__What the task requires__: Copy the material that follows word for word and omit its pictures.

Some records
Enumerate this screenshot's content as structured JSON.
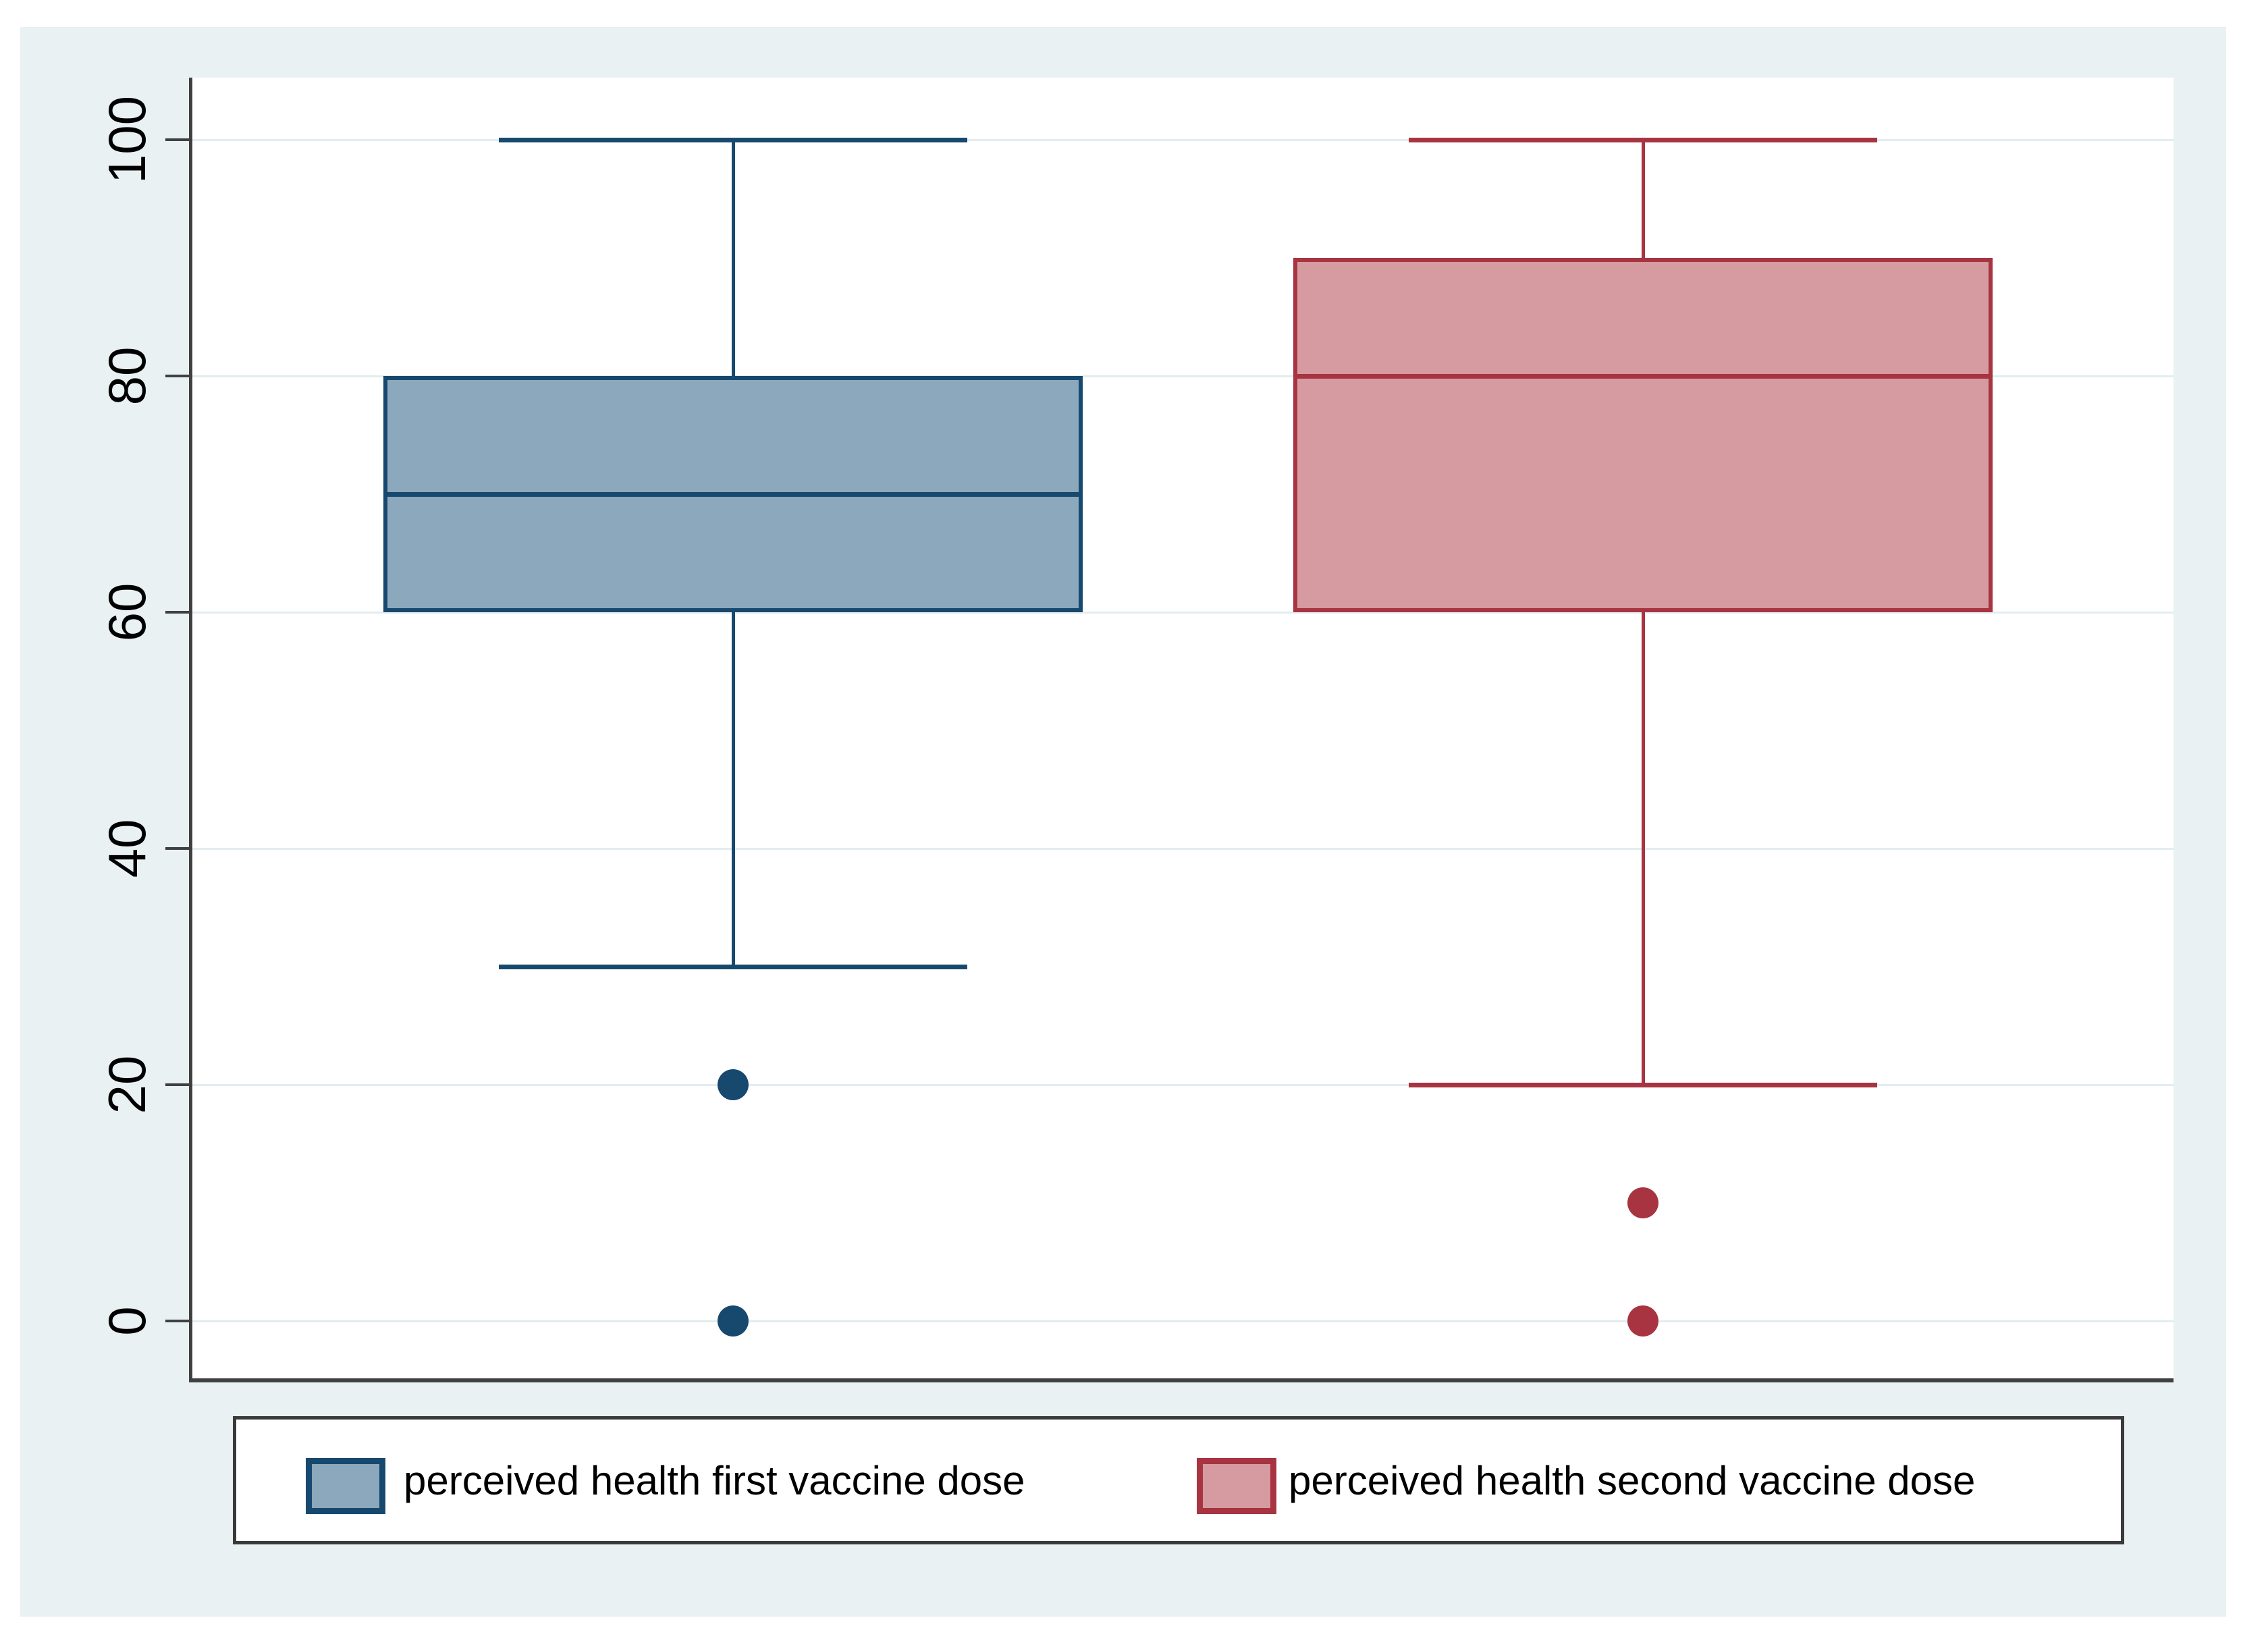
{
  "chart_data": {
    "type": "box",
    "orientation": "vertical",
    "title": "",
    "xlabel": "",
    "ylabel": "",
    "y_ticks": [
      0,
      20,
      40,
      60,
      80,
      100
    ],
    "ylim": [
      -5,
      105
    ],
    "grid": true,
    "legend_position": "bottom",
    "series": [
      {
        "name": "perceived health first vaccine dose",
        "fill_color": "#8ca8bc",
        "border_color": "#17496f",
        "stats": {
          "lower_whisker": 30,
          "q1": 60,
          "median": 70,
          "q3": 80,
          "upper_whisker": 100
        },
        "outliers": [
          20,
          0
        ]
      },
      {
        "name": "perceived health second vaccine dose",
        "fill_color": "#d69ba1",
        "border_color": "#a73440",
        "stats": {
          "lower_whisker": 20,
          "q1": 60,
          "median": 80,
          "q3": 90,
          "upper_whisker": 100
        },
        "outliers": [
          10,
          0
        ]
      }
    ],
    "colors": {
      "graph_background": "#e9f1f2",
      "plot_background": "#ffffff",
      "gridline": "#e2edef",
      "axis": "#404040",
      "tick_label": "#000000",
      "legend_background": "#ffffff",
      "legend_border": "#3a3a3a"
    }
  }
}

__Expected output__:
Enumerate this screenshot's content as structured JSON.
{
  "chart_data": {
    "type": "box",
    "orientation": "vertical",
    "title": "",
    "xlabel": "",
    "ylabel": "",
    "y_ticks": [
      0,
      20,
      40,
      60,
      80,
      100
    ],
    "ylim": [
      -5,
      105
    ],
    "grid": true,
    "legend_position": "bottom",
    "series": [
      {
        "name": "perceived health first vaccine dose",
        "fill_color": "#8ca8bc",
        "border_color": "#17496f",
        "stats": {
          "lower_whisker": 30,
          "q1": 60,
          "median": 70,
          "q3": 80,
          "upper_whisker": 100
        },
        "outliers": [
          20,
          0
        ]
      },
      {
        "name": "perceived health second vaccine dose",
        "fill_color": "#d69ba1",
        "border_color": "#a73440",
        "stats": {
          "lower_whisker": 20,
          "q1": 60,
          "median": 80,
          "q3": 90,
          "upper_whisker": 100
        },
        "outliers": [
          10,
          0
        ]
      }
    ],
    "colors": {
      "graph_background": "#e9f1f2",
      "plot_background": "#ffffff",
      "gridline": "#e2edef",
      "axis": "#404040",
      "tick_label": "#000000",
      "legend_background": "#ffffff",
      "legend_border": "#3a3a3a"
    }
  }
}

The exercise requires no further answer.